# WHAT THE EXERCISE ASKS:
Copy all lines that contain the word "Lorem".

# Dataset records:
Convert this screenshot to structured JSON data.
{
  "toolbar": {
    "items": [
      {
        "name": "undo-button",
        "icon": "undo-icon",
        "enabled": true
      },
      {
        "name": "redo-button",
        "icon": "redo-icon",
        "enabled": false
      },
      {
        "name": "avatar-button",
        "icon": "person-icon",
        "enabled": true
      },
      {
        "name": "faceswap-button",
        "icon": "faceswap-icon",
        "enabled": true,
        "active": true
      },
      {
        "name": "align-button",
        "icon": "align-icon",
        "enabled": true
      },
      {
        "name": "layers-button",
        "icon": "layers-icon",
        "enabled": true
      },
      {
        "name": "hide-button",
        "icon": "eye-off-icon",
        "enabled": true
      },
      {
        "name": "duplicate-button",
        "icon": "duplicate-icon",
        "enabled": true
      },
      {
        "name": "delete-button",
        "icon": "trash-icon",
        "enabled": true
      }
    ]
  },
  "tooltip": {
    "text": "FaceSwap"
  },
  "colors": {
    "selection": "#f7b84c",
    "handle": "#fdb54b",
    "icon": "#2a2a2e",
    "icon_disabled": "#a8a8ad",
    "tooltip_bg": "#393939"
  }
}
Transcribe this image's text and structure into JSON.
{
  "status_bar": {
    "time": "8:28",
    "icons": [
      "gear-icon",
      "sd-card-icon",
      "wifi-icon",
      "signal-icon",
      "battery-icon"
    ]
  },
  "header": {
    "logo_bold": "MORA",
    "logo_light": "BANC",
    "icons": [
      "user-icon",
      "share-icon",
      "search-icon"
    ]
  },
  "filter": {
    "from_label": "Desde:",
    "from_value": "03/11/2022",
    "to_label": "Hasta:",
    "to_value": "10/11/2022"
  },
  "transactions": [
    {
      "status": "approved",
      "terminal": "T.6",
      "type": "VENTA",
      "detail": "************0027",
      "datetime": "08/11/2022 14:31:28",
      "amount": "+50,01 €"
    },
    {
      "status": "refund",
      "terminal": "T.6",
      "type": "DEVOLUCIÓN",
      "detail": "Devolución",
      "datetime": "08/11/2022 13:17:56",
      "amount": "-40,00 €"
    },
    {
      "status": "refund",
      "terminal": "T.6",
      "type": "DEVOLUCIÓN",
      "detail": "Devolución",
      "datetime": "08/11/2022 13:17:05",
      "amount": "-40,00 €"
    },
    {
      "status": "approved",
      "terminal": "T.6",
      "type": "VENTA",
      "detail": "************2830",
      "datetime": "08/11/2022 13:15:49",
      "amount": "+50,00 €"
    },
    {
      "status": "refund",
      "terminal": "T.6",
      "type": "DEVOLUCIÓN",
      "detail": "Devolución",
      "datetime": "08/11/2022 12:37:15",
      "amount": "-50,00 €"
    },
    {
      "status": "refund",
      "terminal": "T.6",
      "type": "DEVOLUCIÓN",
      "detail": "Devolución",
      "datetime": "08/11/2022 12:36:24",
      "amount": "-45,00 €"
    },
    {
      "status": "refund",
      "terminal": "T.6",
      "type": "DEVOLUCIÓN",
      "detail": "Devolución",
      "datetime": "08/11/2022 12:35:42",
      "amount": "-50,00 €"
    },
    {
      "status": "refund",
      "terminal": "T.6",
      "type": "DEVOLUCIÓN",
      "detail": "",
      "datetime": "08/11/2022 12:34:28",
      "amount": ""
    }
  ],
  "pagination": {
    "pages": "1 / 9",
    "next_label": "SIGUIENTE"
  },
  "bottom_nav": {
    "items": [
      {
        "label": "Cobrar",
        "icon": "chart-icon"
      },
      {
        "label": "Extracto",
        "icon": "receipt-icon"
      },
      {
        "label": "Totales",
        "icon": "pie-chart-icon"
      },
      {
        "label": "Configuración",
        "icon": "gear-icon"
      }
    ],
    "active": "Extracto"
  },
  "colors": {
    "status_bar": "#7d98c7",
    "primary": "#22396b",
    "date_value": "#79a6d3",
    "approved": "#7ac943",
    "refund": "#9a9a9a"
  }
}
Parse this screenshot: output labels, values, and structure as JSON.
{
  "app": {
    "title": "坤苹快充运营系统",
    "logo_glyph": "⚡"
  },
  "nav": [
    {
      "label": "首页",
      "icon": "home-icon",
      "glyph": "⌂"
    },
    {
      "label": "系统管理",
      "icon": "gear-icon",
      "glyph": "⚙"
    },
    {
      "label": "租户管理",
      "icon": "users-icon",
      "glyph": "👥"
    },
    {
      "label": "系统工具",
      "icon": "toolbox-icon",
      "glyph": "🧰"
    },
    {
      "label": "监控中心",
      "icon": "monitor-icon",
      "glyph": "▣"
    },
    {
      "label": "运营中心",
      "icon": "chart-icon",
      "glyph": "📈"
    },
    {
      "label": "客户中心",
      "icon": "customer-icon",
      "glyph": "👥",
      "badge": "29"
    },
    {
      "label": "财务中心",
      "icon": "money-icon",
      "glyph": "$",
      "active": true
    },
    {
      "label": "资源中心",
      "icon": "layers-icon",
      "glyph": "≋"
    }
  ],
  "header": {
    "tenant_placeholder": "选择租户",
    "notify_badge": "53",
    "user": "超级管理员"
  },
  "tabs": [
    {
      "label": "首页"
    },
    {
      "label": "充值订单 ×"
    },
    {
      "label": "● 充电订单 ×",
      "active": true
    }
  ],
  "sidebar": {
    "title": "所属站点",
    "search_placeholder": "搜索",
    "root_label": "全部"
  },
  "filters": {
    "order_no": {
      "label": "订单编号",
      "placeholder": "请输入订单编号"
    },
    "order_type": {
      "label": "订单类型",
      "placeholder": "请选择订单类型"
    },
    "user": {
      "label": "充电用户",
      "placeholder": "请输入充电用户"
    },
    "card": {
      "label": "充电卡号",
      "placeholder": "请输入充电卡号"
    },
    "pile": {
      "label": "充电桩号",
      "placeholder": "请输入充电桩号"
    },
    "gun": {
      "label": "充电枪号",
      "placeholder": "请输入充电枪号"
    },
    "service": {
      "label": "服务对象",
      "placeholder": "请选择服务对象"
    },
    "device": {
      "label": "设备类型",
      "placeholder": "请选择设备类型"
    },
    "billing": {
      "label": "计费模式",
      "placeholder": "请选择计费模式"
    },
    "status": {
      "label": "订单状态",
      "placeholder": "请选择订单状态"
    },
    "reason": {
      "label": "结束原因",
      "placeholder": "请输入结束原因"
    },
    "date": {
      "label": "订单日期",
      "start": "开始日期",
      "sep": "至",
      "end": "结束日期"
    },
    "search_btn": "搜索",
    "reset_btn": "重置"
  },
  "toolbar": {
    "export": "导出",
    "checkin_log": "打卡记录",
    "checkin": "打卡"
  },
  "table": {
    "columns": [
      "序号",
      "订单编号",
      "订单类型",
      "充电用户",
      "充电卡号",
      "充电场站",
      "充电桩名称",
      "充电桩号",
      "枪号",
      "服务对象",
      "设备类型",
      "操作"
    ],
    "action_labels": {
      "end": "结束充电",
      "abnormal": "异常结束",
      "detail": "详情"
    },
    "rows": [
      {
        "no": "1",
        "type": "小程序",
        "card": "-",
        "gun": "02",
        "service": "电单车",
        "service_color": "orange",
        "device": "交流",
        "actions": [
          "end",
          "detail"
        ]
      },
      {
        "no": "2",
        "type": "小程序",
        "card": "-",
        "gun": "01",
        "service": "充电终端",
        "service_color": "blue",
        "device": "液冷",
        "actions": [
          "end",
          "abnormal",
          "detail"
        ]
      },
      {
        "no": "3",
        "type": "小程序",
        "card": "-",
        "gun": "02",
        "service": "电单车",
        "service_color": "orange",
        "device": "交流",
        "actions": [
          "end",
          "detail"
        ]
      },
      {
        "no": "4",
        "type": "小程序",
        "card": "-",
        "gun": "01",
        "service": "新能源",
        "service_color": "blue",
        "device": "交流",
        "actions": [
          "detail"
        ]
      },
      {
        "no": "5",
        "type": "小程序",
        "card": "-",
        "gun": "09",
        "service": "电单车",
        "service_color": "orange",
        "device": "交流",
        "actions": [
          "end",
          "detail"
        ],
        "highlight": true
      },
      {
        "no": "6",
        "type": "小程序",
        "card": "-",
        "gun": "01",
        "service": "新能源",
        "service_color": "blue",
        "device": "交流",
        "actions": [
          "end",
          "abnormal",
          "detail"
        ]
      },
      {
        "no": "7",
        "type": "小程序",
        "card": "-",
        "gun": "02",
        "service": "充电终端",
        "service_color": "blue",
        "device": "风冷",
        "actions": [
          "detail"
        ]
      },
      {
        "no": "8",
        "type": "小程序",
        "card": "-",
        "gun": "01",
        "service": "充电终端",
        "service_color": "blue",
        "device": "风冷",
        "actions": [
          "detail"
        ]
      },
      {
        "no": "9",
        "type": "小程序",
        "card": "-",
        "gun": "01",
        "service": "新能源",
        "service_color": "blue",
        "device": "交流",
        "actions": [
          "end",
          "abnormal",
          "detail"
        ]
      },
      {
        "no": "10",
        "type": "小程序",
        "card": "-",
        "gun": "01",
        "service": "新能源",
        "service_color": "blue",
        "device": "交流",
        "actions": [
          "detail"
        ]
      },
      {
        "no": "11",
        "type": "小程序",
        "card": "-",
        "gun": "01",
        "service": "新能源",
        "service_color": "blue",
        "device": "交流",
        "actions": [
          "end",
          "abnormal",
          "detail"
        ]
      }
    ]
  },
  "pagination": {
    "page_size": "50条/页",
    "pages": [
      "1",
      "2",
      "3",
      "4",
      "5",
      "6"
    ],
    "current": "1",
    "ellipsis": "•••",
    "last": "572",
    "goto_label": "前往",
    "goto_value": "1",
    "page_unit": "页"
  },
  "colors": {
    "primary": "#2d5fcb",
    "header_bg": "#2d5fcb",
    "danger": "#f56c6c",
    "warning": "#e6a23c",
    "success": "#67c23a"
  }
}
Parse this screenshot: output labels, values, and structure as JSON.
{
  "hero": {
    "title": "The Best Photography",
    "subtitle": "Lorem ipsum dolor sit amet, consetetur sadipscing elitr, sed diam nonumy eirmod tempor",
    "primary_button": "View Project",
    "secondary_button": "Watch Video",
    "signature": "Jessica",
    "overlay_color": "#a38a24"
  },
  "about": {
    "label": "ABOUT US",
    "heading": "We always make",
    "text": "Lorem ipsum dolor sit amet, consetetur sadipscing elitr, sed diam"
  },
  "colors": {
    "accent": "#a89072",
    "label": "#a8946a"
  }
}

# SOLUTION FOR THIS TASK:
    "subtitle": "Lorem ipsum dolor sit amet, consetetur sadipscing elitr, sed diam nonumy eirmod tempor",
    "text": "Lorem ipsum dolor sit amet, consetetur sadipscing elitr, sed diam"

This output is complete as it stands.